## [Set problem]
Pick out every line with the word "rain" and copy it.

[Figure record listings]
↓
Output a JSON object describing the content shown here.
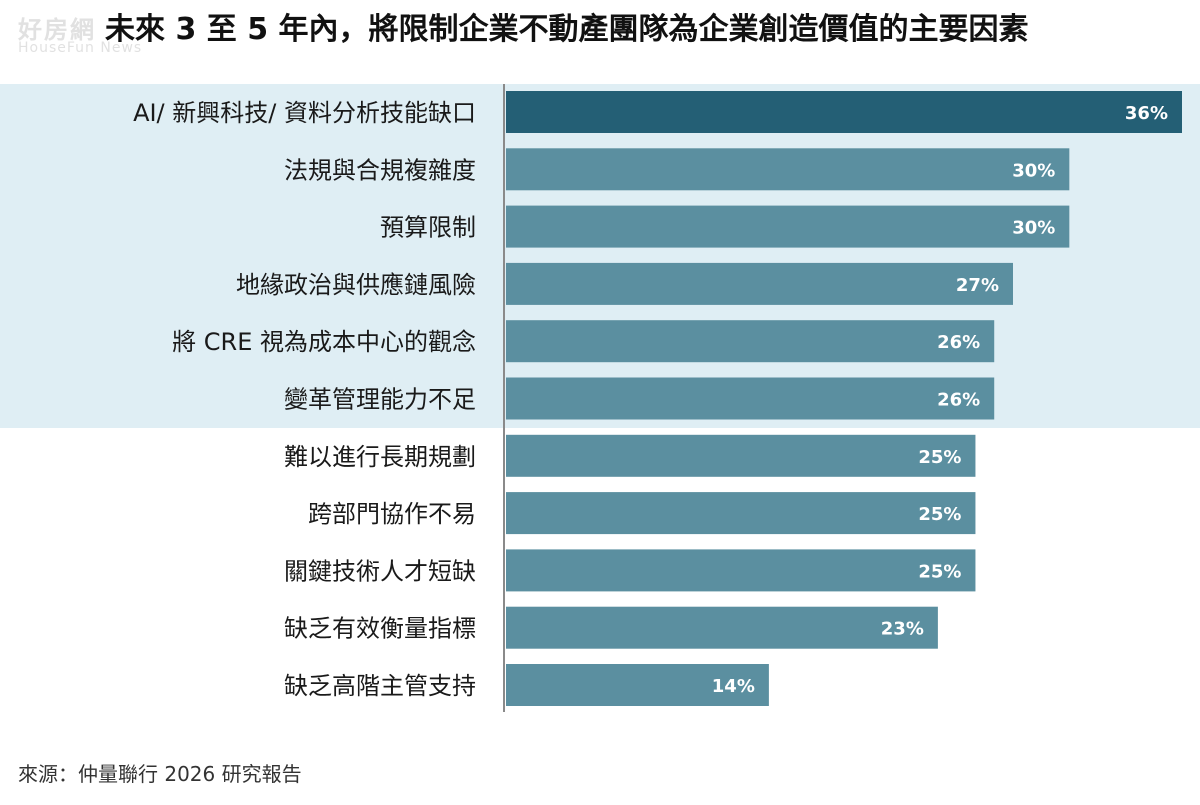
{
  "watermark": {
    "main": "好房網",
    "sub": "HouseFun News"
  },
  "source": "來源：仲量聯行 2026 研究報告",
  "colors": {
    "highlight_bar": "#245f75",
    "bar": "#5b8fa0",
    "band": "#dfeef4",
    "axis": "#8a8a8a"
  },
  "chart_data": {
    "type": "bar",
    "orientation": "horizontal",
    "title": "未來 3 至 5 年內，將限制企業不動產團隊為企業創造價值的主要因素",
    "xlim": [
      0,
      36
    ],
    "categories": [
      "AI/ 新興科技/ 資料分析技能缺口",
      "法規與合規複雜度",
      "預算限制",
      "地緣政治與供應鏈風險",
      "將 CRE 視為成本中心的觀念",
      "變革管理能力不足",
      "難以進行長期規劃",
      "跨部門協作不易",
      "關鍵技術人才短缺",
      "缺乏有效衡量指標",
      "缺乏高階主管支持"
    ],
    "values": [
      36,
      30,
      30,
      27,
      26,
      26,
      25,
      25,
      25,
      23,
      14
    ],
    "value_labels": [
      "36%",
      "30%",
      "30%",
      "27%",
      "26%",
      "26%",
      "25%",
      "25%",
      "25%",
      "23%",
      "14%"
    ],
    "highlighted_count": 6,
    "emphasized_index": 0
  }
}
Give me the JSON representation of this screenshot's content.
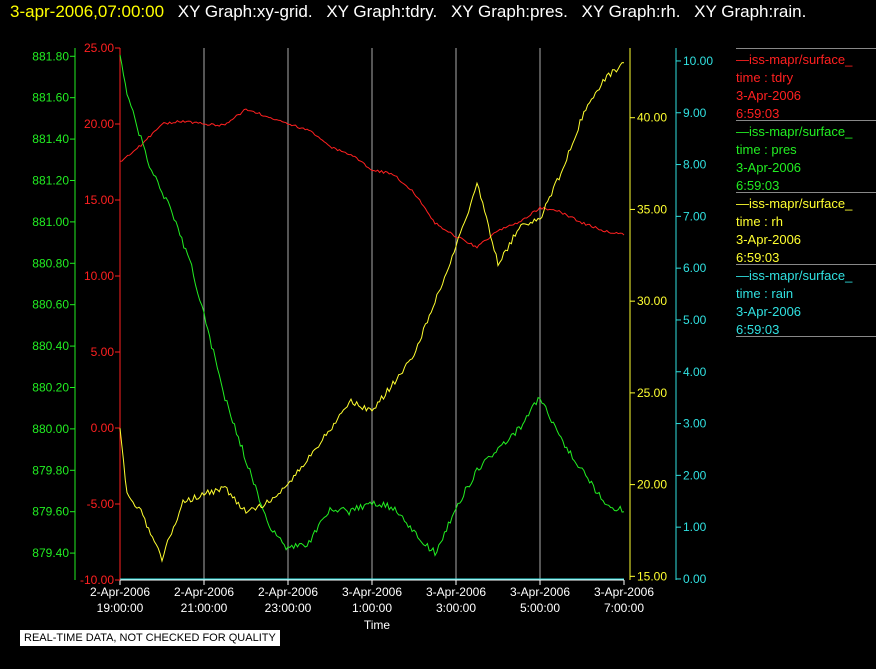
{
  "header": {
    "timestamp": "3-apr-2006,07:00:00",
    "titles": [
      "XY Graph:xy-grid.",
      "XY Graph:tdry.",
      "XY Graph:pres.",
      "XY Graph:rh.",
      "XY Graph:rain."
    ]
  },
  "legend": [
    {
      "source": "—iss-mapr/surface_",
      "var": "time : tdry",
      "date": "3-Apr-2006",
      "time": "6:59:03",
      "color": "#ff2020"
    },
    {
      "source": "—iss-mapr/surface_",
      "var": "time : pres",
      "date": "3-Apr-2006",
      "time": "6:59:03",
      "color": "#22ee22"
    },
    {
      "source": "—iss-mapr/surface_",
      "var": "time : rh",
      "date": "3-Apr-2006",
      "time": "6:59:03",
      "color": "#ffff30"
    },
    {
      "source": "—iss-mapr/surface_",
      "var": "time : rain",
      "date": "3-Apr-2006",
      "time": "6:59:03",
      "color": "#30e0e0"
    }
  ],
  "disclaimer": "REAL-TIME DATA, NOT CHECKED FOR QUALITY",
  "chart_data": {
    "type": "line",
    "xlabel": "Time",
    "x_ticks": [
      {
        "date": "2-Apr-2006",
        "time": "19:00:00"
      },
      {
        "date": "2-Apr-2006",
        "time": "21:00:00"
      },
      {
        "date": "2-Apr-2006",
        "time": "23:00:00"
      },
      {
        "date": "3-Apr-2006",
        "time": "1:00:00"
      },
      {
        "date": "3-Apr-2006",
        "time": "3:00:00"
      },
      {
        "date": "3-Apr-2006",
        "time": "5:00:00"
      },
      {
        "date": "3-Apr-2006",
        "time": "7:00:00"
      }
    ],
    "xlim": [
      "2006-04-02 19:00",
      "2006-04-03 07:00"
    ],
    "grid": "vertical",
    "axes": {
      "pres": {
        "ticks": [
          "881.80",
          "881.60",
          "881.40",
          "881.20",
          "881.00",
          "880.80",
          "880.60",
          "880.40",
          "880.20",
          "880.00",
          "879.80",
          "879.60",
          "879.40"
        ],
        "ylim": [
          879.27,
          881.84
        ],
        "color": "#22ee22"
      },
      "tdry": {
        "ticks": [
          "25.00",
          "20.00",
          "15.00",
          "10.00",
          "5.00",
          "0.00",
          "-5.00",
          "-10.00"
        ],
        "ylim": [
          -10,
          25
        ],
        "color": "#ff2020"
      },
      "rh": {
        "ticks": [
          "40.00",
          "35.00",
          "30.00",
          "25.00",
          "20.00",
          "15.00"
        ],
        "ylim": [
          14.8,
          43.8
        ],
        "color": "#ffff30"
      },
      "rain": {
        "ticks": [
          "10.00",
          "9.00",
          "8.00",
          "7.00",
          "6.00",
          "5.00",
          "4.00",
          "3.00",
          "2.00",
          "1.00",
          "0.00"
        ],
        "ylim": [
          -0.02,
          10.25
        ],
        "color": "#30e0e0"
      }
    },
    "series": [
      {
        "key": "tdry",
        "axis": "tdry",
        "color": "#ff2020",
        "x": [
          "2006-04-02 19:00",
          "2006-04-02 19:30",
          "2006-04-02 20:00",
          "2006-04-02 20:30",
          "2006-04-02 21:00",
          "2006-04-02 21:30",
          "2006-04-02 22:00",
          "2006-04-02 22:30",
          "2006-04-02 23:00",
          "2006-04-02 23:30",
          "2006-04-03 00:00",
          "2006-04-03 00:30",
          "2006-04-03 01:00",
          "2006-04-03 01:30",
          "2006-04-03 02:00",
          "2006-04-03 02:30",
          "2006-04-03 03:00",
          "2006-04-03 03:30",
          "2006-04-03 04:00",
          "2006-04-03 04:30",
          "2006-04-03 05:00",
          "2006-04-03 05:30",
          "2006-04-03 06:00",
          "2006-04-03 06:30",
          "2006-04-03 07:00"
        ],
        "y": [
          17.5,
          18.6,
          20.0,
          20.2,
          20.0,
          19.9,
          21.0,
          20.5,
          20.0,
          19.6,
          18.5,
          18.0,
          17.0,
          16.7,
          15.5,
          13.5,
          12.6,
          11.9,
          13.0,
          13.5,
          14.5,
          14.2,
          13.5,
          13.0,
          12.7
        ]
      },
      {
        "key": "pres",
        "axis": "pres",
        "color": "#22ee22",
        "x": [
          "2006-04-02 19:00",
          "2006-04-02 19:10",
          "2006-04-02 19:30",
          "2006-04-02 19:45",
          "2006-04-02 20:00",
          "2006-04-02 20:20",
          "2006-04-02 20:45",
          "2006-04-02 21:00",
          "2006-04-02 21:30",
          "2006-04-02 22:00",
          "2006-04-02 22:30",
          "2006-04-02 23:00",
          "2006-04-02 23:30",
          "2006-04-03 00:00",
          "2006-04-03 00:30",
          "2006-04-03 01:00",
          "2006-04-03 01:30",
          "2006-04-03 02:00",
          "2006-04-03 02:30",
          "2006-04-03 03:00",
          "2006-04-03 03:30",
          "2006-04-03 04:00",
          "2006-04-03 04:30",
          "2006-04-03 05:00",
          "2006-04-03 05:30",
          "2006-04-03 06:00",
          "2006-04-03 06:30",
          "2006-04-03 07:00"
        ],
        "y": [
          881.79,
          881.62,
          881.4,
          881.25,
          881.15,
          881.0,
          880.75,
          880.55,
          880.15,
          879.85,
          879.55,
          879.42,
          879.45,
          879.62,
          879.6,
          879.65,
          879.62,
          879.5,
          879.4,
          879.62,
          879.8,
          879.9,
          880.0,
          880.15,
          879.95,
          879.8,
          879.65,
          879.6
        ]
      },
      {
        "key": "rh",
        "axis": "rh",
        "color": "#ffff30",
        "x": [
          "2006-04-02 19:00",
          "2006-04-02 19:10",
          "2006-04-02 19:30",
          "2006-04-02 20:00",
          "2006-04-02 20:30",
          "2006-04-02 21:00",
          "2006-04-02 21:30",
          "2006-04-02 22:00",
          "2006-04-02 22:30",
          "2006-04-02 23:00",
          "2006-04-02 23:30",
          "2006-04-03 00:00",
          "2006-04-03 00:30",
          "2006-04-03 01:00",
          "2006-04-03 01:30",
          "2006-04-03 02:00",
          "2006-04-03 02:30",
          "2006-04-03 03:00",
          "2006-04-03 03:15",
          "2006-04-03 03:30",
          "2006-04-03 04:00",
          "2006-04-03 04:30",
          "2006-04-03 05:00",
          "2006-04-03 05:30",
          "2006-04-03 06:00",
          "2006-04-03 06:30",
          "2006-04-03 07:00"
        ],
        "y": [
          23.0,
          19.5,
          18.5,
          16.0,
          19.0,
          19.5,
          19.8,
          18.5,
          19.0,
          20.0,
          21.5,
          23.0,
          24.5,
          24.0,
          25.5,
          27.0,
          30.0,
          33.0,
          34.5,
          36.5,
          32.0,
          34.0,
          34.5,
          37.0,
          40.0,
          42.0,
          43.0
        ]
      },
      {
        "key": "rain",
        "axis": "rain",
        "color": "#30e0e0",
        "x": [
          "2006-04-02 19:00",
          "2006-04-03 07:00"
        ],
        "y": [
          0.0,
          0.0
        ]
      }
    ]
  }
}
↑
## [Result]
      "XY Graph:rain."
      "var": "time : rain",
      "rain": {
        "key": "rain",
        "axis": "rain",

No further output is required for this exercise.